MATERIAL SUPPLIED:

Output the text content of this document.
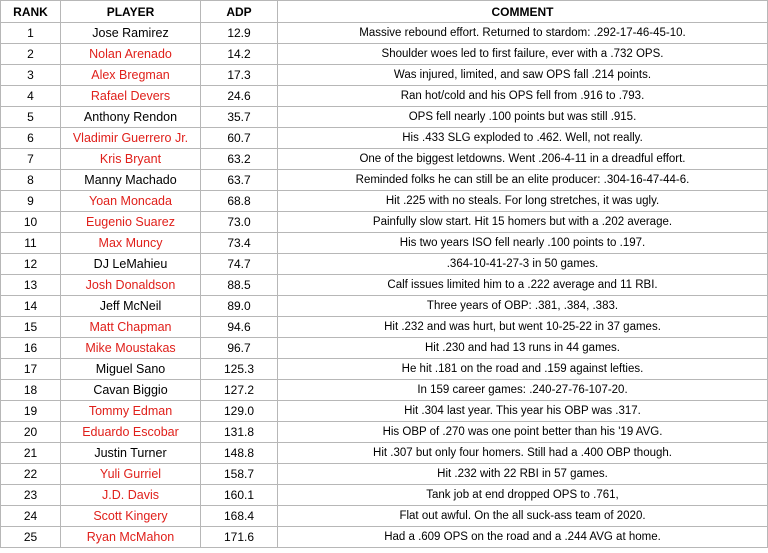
RANK	PLAYER	ADP	COMMENT
1	Jose Ramirez	12.9	Massive rebound effort. Returned to stardom: .292-17-46-45-10.
2	Nolan Arenado	14.2	Shoulder woes led to first failure, ever with a .732 OPS.
3	Alex Bregman	17.3	Was injured, limited, and saw OPS fall .214 points.
4	Rafael Devers	24.6	Ran hot/cold and his OPS fell from .916 to .793.
5	Anthony Rendon	35.7	OPS fell nearly .100 points but was still .915.
6	Vladimir Guerrero Jr.	60.7	His .433 SLG exploded to .462. Well, not really.
7	Kris Bryant	63.2	One of the biggest letdowns. Went .206-4-11 in a dreadful effort.
8	Manny Machado	63.7	Reminded folks he can still be an elite producer: .304-16-47-44-6.
9	Yoan Moncada	68.8	Hit .225 with no steals. For long stretches, it was ugly.
10	Eugenio Suarez	73.0	Painfully slow start. Hit 15 homers but with a .202 average.
11	Max Muncy	73.4	His two years ISO fell nearly .100 points to .197.
12	DJ LeMahieu	74.7	.364-10-41-27-3 in 50 games.
13	Josh Donaldson	88.5	Calf issues limited him to a .222 average and 11 RBI.
14	Jeff McNeil	89.0	Three years of OBP: .381, .384, .383.
15	Matt Chapman	94.6	Hit .232 and was hurt, but went 10-25-22 in 37 games.
16	Mike Moustakas	96.7	Hit .230 and had 13 runs in 44 games.
17	Miguel Sano	125.3	He hit .181 on the road and .159 against lefties.
18	Cavan Biggio	127.2	In 159 career games: .240-27-76-107-20.
19	Tommy Edman	129.0	Hit .304 last year. This year his OBP was .317.
20	Eduardo Escobar	131.8	His OBP of .270 was one point better than his '19 AVG.
21	Justin Turner	148.8	Hit .307 but only four homers. Still had a .400 OBP though.
22	Yuli Gurriel	158.7	Hit .232 with 22 RBI in 57 games.
23	J.D. Davis	160.1	Tank job at end dropped OPS to .761,
24	Scott Kingery	168.4	Flat out awful. On the all suck-ass team of 2020.
25	Ryan McMahon	171.6	Had a .609 OPS on the road and a .244 AVG at home.
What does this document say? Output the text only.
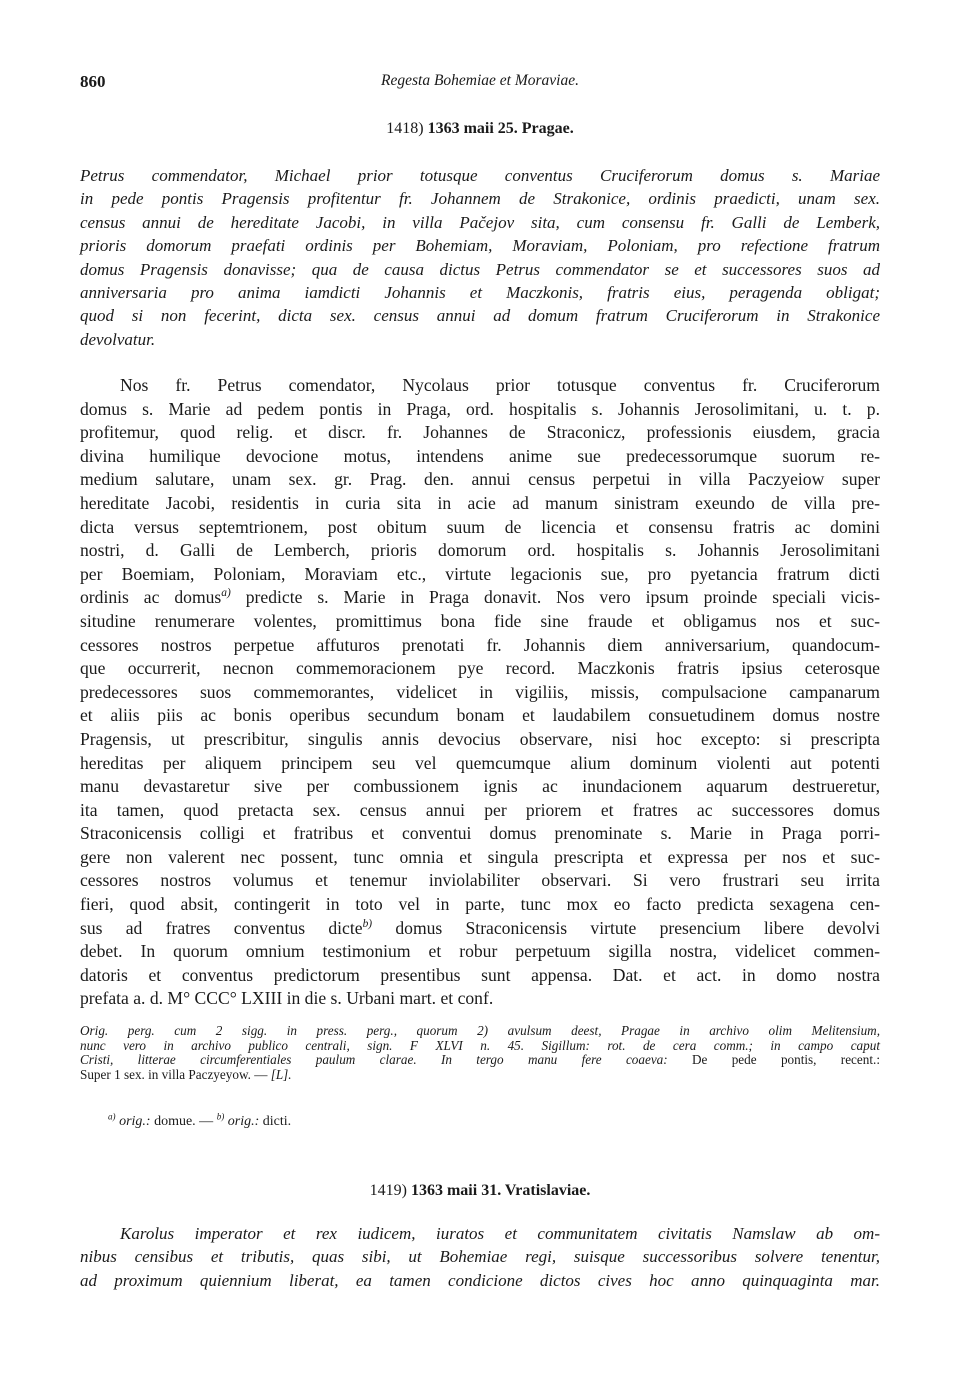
860	Regesta Bohemiae et Moraviae.
1418) 1363 maii 25. Pragae.
Petrus commendator, Michael prior totusque conventus Cruciferorum domus s. Mariae
in pede pontis Pragensis profitentur fr. Johannem de Strakonice, ordinis praedicti, unam sex.
census annui de hereditate Jacobi, in villa Pačejov sita, cum consensu fr. Galli de Lemberk,
prioris domorum praefati ordinis per Bohemiam, Moraviam, Poloniam, pro refectione fratrum
domus Pragensis donavisse; qua de causa dictus Petrus commendator se et successores suos ad
anniversaria pro anima iamdicti Johannis et Maczkonis, fratris eius, peragenda obligat;
quod si non fecerint, dicta sex. census annui ad domum fratrum Cruciferorum in Strakonice
devolvatur.
Nos fr. Petrus comendator, Nycolaus prior totusque conventus fr. Cruciferorum
domus s. Marie ad pedem pontis in Praga, ord. hospitalis s. Johannis Jerosolimitani, u. t. p.
profitemur, quod relig. et discr. fr. Johannes de Straconicz, professionis eiusdem, gracia
divina humilique devocione motus, intendens anime sue predecessorumque suorum re-
medium salutare, unam sex. gr. Prag. den. annui census perpetui in villa Paczyeiow super
hereditate Jacobi, residentis in curia sita in acie ad manum sinistram exeundo de villa pre-
dicta versus septemtrionem, post obitum suum de licencia et consensu fratris ac domini
nostri, d. Galli de Lemberch, prioris domorum ord. hospitalis s. Johannis Jerosolimitani
per Boemiam, Poloniam, Moraviam etc., virtute legacionis sue, pro pyetancia fratrum dicti
ordinis ac domus$^{a)}$ predicte s. Marie in Praga donavit. Nos vero ipsum proinde speciali vicis-
situdine renumerare volentes, promittimus bona fide sine fraude et obligamus nos et suc-
cessores nostros perpetue affuturos prenotati fr. Johannis diem anniversarium, quandocum-
que occurrerit, necnon commemoracionem pye record. Maczkonis fratris ipsius ceterosque
predecessores suos commemorantes, videlicet in vigiliis, missis, compulsacione campanarum
et aliis piis ac bonis operibus secundum bonam et laudabilem consuetudinem domus nostre
Pragensis, ut prescribitur, singulis annis devocius observare, nisi hoc excepto: si prescripta
hereditas per aliquem principem seu vel quemcumque alium dominum violenti aut potenti
manu devastaretur sive per combussionem ignis ac inundacionem aquarum destrueretur,
ita tamen, quod pretacta sex. census annui per priorem et fratres ac successores domus
Straconicensis colligi et fratribus et conventui domus prenominate s. Marie in Praga porri-
gere non valerent nec possent, tunc omnia et singula prescripta et expressa per nos et suc-
cessores nostros volumus et tenemur inviolabiliter observari. Si vero frustrari seu irrita
fieri, quod absit, contingerit in toto vel in parte, tunc mox eo facto predicta sexagena cen-
sus ad fratres conventus dicte$^{b)}$ domus Straconicensis virtute presencium libere devolvi
debet. In quorum omnium testimonium et robur perpetuum sigilla nostra, videlicet commen-
datoris et conventus predictorum presentibus sunt appensa. Dat. et act. in domo nostra
prefata a. d. M° CCC° LXIII in die s. Urbani mart. et conf.
Orig. perg. cum 2 sigg. in press. perg., quorum 2) avulsum deest, Pragae in archivo olim Melitensium,
nunc vero in archivo publico centrali, sign. F XLVI n. 45. Sigillum: rot. de cera comm.; in campo caput
Cristi, litterae circumferentiales paulum clarae. In tergo manu fere coaeva: De pede pontis, recent.:
Super 1 sex. in villa Paczyeyow. — [L].
$^{a)}$ orig.: domue. — $^{b)}$ orig.: dicti.
1419) 1363 maii 31. Vratislaviae.
Karolus imperator et rex iudicem, iuratos et communitatem civitatis Namslaw ab om-
nibus censibus et tributis, quas sibi, ut Bohemiae regi, suisque successoribus solvere tenentur,
ad proximum quiennium liberat, ea tamen condicione dictos cives hoc anno quinquaginta mar.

PROBLEM STATEMENT: Repeat the entries exactly and keep the pictures out of the copy.

COMPLETE RESPONSE:
Output the text content of this document.
RANK	PLAYER	ADP	COMMENT
1	Jose Ramirez	12.9	Massive rebound effort. Returned to stardom: .292-17-46-45-10.
2	Nolan Arenado	14.2	Shoulder woes led to first failure, ever with a .732 OPS.
3	Alex Bregman	17.3	Was injured, limited, and saw OPS fall .214 points.
4	Rafael Devers	24.6	Ran hot/cold and his OPS fell from .916 to .793.
5	Anthony Rendon	35.7	OPS fell nearly .100 points but was still .915.
6	Vladimir Guerrero Jr.	60.7	His .433 SLG exploded to .462. Well, not really.
7	Kris Bryant	63.2	One of the biggest letdowns. Went .206-4-11 in a dreadful effort.
8	Manny Machado	63.7	Reminded folks he can still be an elite producer: .304-16-47-44-6.
9	Yoan Moncada	68.8	Hit .225 with no steals. For long stretches, it was ugly.
10	Eugenio Suarez	73.0	Painfully slow start. Hit 15 homers but with a .202 average.
11	Max Muncy	73.4	His two years ISO fell nearly .100 points to .197.
12	DJ LeMahieu	74.7	.364-10-41-27-3 in 50 games.
13	Josh Donaldson	88.5	Calf issues limited him to a .222 average and 11 RBI.
14	Jeff McNeil	89.0	Three years of OBP: .381, .384, .383.
15	Matt Chapman	94.6	Hit .232 and was hurt, but went 10-25-22 in 37 games.
16	Mike Moustakas	96.7	Hit .230 and had 13 runs in 44 games.
17	Miguel Sano	125.3	He hit .181 on the road and .159 against lefties.
18	Cavan Biggio	127.2	In 159 career games: .240-27-76-107-20.
19	Tommy Edman	129.0	Hit .304 last year. This year his OBP was .317.
20	Eduardo Escobar	131.8	His OBP of .270 was one point better than his '19 AVG.
21	Justin Turner	148.8	Hit .307 but only four homers. Still had a .400 OBP though.
22	Yuli Gurriel	158.7	Hit .232 with 22 RBI in 57 games.
23	J.D. Davis	160.1	Tank job at end dropped OPS to .761,
24	Scott Kingery	168.4	Flat out awful. On the all suck-ass team of 2020.
25	Ryan McMahon	171.6	Had a .609 OPS on the road and a .244 AVG at home.
What does this document say? Output the text only.
860	Regesta Bohemiae et Moraviae.
1418) 1363 maii 25. Pragae.
Petrus commendator, Michael prior totusque conventus Cruciferorum domus s. Mariae
in pede pontis Pragensis profitentur fr. Johannem de Strakonice, ordinis praedicti, unam sex.
census annui de hereditate Jacobi, in villa Pačejov sita, cum consensu fr. Galli de Lemberk,
prioris domorum praefati ordinis per Bohemiam, Moraviam, Poloniam, pro refectione fratrum
domus Pragensis donavisse; qua de causa dictus Petrus commendator se et successores suos ad
anniversaria pro anima iamdicti Johannis et Maczkonis, fratris eius, peragenda obligat;
quod si non fecerint, dicta sex. census annui ad domum fratrum Cruciferorum in Strakonice
devolvatur.
Nos fr. Petrus comendator, Nycolaus prior totusque conventus fr. Cruciferorum
domus s. Marie ad pedem pontis in Praga, ord. hospitalis s. Johannis Jerosolimitani, u. t. p.
profitemur, quod relig. et discr. fr. Johannes de Straconicz, professionis eiusdem, gracia
divina humilique devocione motus, intendens anime sue predecessorumque suorum re-
medium salutare, unam sex. gr. Prag. den. annui census perpetui in villa Paczyeiow super
hereditate Jacobi, residentis in curia sita in acie ad manum sinistram exeundo de villa pre-
dicta versus septemtrionem, post obitum suum de licencia et consensu fratris ac domini
nostri, d. Galli de Lemberch, prioris domorum ord. hospitalis s. Johannis Jerosolimitani
per Boemiam, Poloniam, Moraviam etc., virtute legacionis sue, pro pyetancia fratrum dicti
ordinis ac domus$^{a)}$ predicte s. Marie in Praga donavit. Nos vero ipsum proinde speciali vicis-
situdine renumerare volentes, promittimus bona fide sine fraude et obligamus nos et suc-
cessores nostros perpetue affuturos prenotati fr. Johannis diem anniversarium, quandocum-
que occurrerit, necnon commemoracionem pye record. Maczkonis fratris ipsius ceterosque
predecessores suos commemorantes, videlicet in vigiliis, missis, compulsacione campanarum
et aliis piis ac bonis operibus secundum bonam et laudabilem consuetudinem domus nostre
Pragensis, ut prescribitur, singulis annis devocius observare, nisi hoc excepto: si prescripta
hereditas per aliquem principem seu vel quemcumque alium dominum violenti aut potenti
manu devastaretur sive per combussionem ignis ac inundacionem aquarum destrueretur,
ita tamen, quod pretacta sex. census annui per priorem et fratres ac successores domus
Straconicensis colligi et fratribus et conventui domus prenominate s. Marie in Praga porri-
gere non valerent nec possent, tunc omnia et singula prescripta et expressa per nos et suc-
cessores nostros volumus et tenemur inviolabiliter observari. Si vero frustrari seu irrita
fieri, quod absit, contingerit in toto vel in parte, tunc mox eo facto predicta sexagena cen-
sus ad fratres conventus dicte$^{b)}$ domus Straconicensis virtute presencium libere devolvi
debet. In quorum omnium testimonium et robur perpetuum sigilla nostra, videlicet commen-
datoris et conventus predictorum presentibus sunt appensa. Dat. et act. in domo nostra
prefata a. d. M° CCC° LXIII in die s. Urbani mart. et conf.
Orig. perg. cum 2 sigg. in press. perg., quorum 2) avulsum deest, Pragae in archivo olim Melitensium,
nunc vero in archivo publico centrali, sign. F XLVI n. 45. Sigillum: rot. de cera comm.; in campo caput
Cristi, litterae circumferentiales paulum clarae. In tergo manu fere coaeva: De pede pontis, recent.:
Super 1 sex. in villa Paczyeyow. — [L].
$^{a)}$ orig.: domue. — $^{b)}$ orig.: dicti.
1419) 1363 maii 31. Vratislaviae.
Karolus imperator et rex iudicem, iuratos et communitatem civitatis Namslaw ab om-
nibus censibus et tributis, quas sibi, ut Bohemiae regi, suisque successoribus solvere tenentur,
ad proximum quiennium liberat, ea tamen condicione dictos cives hoc anno quinquaginta mar.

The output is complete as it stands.